[start of TEXT]
From: Corentin <corentin.jabot_at_[hidden]>
Date: Mon, 9 Sep 2019 09:26:36 +0200
On Mon, Sep 9, 2019, 4:34 AM Tom Honermann <tom_at_[hidden]> wrote:

> On 9/8/19 7:05 PM, Zach Laine wrote:
>
> On Sun, Sep 8, 2019 at 3:00 PM Tom Honermann via Lib <lib_at_[hidden]>
> wrote:
>
>>
>> On Sep 8, 2019, at 2:46 PM, Corentin via Lib <lib_at_[hidden]>
>> wrote:
>>
>>
>>
>> On Sun, 8 Sep 2019 at 19:30, Tom Honermann <tom_at_[hidden]> wrote:
>>
>>> On 9/8/19 12:40 PM, Corentin wrote:
>>>
>>>
>>>
>>> On Sun, 8 Sep 2019 at 18:12, Tom Honermann <tom_at_[hidden]> wrote:
>>>
>>>> On 9/8/19 6:00 AM, Corentin via Lib wrote:
>>>>
>>>>
>>>>
>>>> On Sun, 8 Sep 2019 at 11:17, Corentin <corentin.jabot_at_[hidden]> wrote:
>>>>
>>>>>
>>>>>
>>>>> On Sun, 8 Sep 2019 at 09:52, Billy O'Neal (VC LIBS) <
>>>>> bion_at_[hidden]> wrote:
>>>>>
>>>>>> > I agree that EGCS is the best option. That doesn't drag locale
>>>>>>
>>>>>>
>>>>>>
>>>>>> Because we don’t get to assume that we’re talking about Unicode at
>>>>>> all, it absolutely drags in locale.
>>>>>>
>>>>>
>>>>> Sorry, I should have been more specific.
>>>>> There is a non-tailored Unicode EGCS boundary algorithm (but it can be
>>>>> tailored)
>>>>> I didn't mean to imply that text manipulation can be done without
>>>>> knowing its encoding and never use "locale" to mean encoding.
[end of TEXT]
[start of RECORDS SHOWN]
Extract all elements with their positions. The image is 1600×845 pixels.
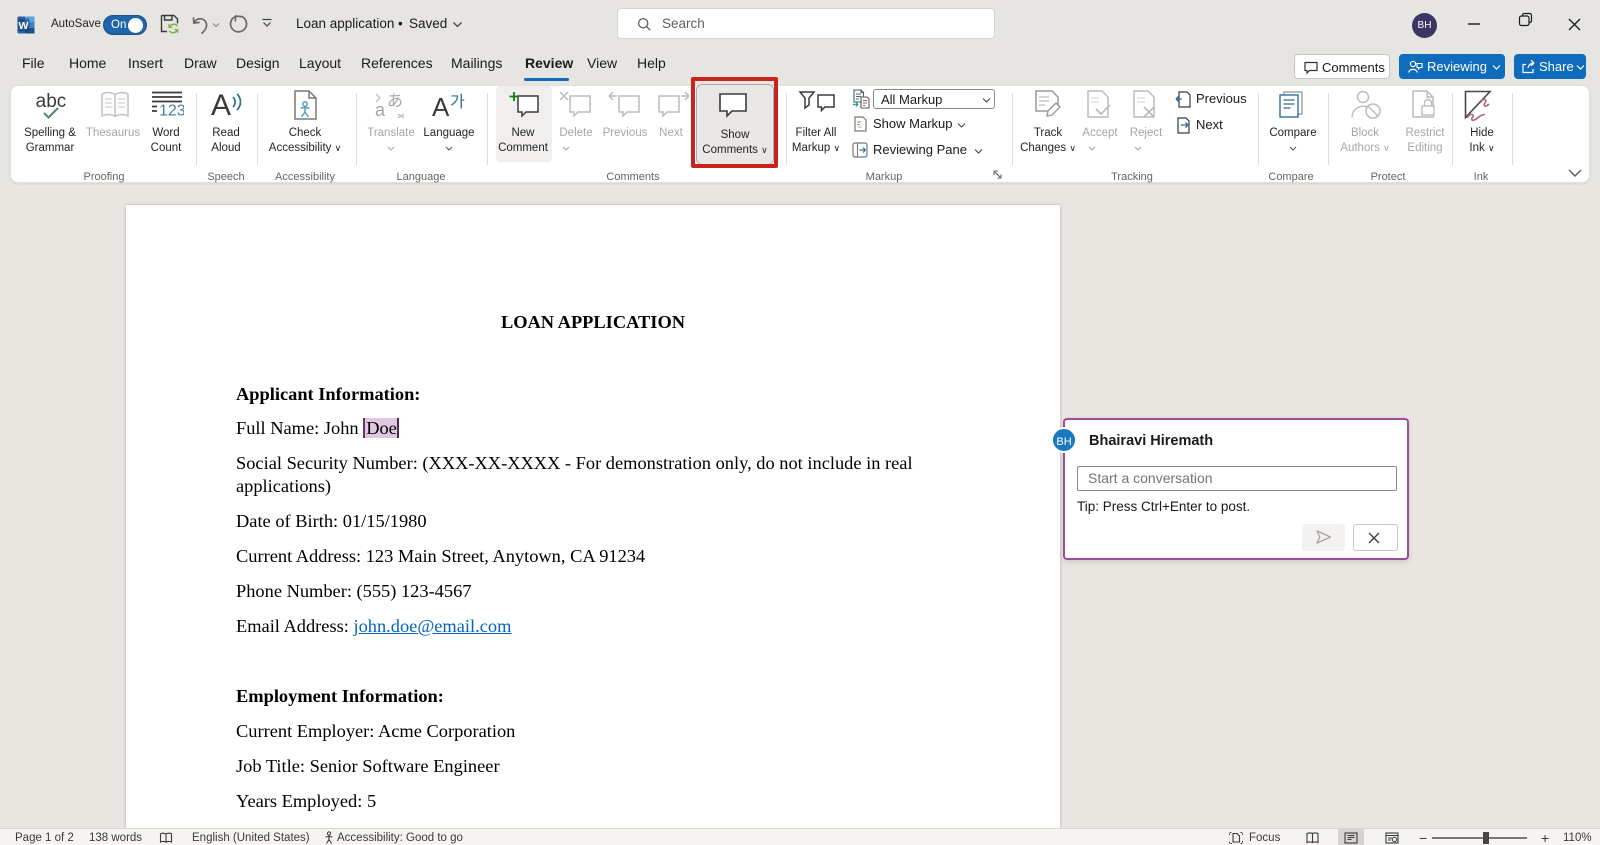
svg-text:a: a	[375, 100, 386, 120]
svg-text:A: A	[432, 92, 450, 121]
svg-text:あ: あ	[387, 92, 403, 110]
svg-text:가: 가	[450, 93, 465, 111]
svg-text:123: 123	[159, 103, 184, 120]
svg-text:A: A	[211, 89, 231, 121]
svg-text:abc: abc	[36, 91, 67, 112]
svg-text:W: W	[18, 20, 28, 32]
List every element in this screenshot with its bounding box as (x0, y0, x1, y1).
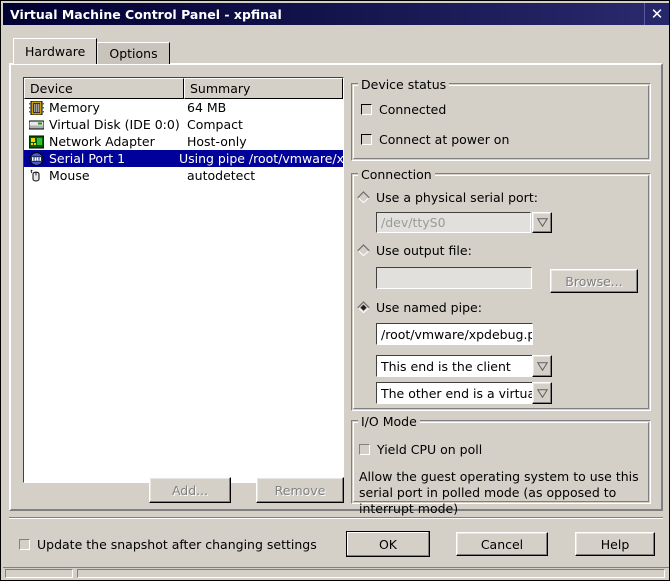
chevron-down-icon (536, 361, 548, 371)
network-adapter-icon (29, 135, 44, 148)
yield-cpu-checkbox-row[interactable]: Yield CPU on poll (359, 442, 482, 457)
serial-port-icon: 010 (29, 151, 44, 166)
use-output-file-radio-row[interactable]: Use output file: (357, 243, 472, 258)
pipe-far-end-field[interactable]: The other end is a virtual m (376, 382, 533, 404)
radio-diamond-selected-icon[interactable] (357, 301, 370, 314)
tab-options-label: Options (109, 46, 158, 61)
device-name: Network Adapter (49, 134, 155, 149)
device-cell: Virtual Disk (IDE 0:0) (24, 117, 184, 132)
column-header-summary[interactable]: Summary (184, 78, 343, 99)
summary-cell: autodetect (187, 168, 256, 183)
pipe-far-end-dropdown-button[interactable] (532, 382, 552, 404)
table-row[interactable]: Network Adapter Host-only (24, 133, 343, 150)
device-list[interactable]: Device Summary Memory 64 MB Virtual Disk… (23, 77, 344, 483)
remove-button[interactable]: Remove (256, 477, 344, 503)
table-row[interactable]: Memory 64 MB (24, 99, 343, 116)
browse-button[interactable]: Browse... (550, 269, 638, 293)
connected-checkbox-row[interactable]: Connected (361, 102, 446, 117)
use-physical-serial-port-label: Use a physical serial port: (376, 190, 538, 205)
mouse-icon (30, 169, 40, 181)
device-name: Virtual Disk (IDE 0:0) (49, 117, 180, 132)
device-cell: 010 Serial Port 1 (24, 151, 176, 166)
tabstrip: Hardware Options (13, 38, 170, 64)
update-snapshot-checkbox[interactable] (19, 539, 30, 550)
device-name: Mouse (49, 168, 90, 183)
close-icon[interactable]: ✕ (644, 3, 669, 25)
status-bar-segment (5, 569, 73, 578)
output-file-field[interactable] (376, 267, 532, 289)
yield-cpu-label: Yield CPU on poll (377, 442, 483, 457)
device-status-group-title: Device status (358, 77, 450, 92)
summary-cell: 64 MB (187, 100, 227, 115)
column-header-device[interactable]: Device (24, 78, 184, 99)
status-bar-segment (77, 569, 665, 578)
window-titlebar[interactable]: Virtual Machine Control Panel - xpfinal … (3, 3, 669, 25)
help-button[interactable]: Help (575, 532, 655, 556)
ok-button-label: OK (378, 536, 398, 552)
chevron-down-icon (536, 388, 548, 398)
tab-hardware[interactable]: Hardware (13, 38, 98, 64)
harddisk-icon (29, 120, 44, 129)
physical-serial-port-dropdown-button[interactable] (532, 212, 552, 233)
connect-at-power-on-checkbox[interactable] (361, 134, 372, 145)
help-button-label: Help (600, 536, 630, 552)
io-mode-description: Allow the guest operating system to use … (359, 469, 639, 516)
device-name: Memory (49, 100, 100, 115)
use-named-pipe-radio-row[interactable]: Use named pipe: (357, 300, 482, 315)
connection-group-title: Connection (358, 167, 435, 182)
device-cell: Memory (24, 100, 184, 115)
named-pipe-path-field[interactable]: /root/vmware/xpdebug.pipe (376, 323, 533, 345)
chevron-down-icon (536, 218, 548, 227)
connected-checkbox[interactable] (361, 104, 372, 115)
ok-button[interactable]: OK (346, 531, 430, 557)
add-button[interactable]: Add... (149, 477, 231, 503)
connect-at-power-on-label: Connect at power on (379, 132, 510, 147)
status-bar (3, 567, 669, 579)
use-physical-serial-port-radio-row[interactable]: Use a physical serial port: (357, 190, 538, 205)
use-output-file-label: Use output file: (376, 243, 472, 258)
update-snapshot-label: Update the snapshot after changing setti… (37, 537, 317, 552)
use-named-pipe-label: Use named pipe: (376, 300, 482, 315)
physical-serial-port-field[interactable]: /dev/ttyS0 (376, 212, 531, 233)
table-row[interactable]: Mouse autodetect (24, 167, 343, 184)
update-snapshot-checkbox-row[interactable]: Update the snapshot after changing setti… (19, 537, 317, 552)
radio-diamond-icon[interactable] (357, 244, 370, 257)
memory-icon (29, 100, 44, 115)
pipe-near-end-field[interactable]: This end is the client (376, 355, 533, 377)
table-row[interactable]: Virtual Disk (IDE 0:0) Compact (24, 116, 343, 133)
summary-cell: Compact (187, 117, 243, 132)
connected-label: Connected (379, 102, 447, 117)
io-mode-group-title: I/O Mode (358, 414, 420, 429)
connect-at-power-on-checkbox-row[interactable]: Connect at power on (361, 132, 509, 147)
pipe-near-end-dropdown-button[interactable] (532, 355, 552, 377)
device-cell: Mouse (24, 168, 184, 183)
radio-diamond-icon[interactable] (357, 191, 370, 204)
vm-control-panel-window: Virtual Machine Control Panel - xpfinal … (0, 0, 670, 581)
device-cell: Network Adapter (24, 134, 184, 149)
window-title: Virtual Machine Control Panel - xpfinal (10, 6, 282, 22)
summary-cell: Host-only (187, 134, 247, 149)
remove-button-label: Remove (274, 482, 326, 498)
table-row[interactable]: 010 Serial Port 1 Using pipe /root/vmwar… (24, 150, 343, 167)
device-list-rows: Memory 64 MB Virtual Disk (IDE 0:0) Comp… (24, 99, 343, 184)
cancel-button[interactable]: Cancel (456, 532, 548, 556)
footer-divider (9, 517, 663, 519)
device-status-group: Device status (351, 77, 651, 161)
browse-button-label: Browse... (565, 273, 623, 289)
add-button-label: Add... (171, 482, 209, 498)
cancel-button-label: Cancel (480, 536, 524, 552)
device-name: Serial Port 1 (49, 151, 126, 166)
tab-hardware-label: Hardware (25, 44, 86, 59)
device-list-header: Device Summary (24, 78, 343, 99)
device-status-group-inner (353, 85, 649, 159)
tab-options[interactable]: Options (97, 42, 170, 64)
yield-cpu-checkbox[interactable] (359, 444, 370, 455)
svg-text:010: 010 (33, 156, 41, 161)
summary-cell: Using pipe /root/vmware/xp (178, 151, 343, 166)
[end of RECORDS SHOWN]
◆ **EXERCISE TASKS**:
1) Please render the records' lines as a JSON list of strings, one string per line, starting at the line that has "chevron-down-icon (536, 361, 548, 371)" and stopping after the line that has "radio-diamond-selected-icon[interactable] (357, 301, 370, 314)".
2) Extend the mailing-list exchange about EGCS and locale past its final line.

◆ **EXPECTED OUTPUTS**:
1)
[
  "chevron-down-icon (536, 361, 548, 371)",
  "network-adapter-icon (29, 135, 44, 148)",
  "yield-cpu-checkbox-row[interactable]: Yield CPU on poll (359, 442, 482, 457)",
  "serial-port-icon: 010 (29, 151, 44, 166)",
  "use-output-file-radio-row[interactable]: Use output file: (357, 243, 472, 258)",
  "pipe-far-end-field[interactable]: The other end is a virtual m (376, 382, 533, 404)",
  "radio-diamond-selected-icon[interactable] (357, 301, 370, 314)"
]

2)
>>>>>
>>>>> EGCS are only defined for text whose character repertoire is Unicode,
>>>>> other encodings deal with codepoints
>>>>>
>>>>
>>>>
>>>> To be clear, the difference of whether the EGC algorithm is required to
>>>> be tailored or not is that tailoring for all intent and purposes requires
>>>> icu or something with CLDR, which restrict the platforms on which this
>>>> can be implemented
>>>>
>>>> Tailoring is not relevant to this discussion.
>>>>
>>> It is - see https://unicode.org/reports/tr29/ "ch" is 2 EGCS in most
>>> locales but in Slovak it's 1. I don't make the rules :D
>>>
>>> It isn't relevant in determining how we resolve this issue. If the
>>> resolution is that field widths are measured in EGCs, then we've already
>>> decided that the width is locale dependent and tailoring becomes an
>>> implementation detail.
>>>
>>
>> No, format decided to be locale-independent (for good reason) and
>> applying locale specific behavior implicitly would be against that.
>> I'n arguing for encoding specific behavior
>>
>>
>> You seem to be missing the point that, for char and wchar_t, the encoding
>> can’t be known (in general) without consulting the locale. Again, LANG=C vs
>> LANG=C.UTF-8.
>>
>> Tom.
>>
>
> Tom, you seem to be missing the point that std::format does not such
> consultation! It is locale-agnostic. It is assumed to be char-based, not
> Windows 1252, not UTF-8, not even ASCII.
>
> That is exactly my point! And why my proposed resolution was to specify
> width in terms of code units.
>
>
> This means that the definition of width as being a CU is the de facto
> status quo. I'm suggesting that later on, we pull a fast one and specify
> that we meant that it should have been UTF-8-based instead of char-based.
> This may mean that we need to add a char8_t overload, or it may be
> palatable to just change the current interface's contract. I assume the
> former will be necessary, since people tend to hate silent contract changes
> (with good reason).
>
> Victor's fmtlib implementation already effectively does what you suggest.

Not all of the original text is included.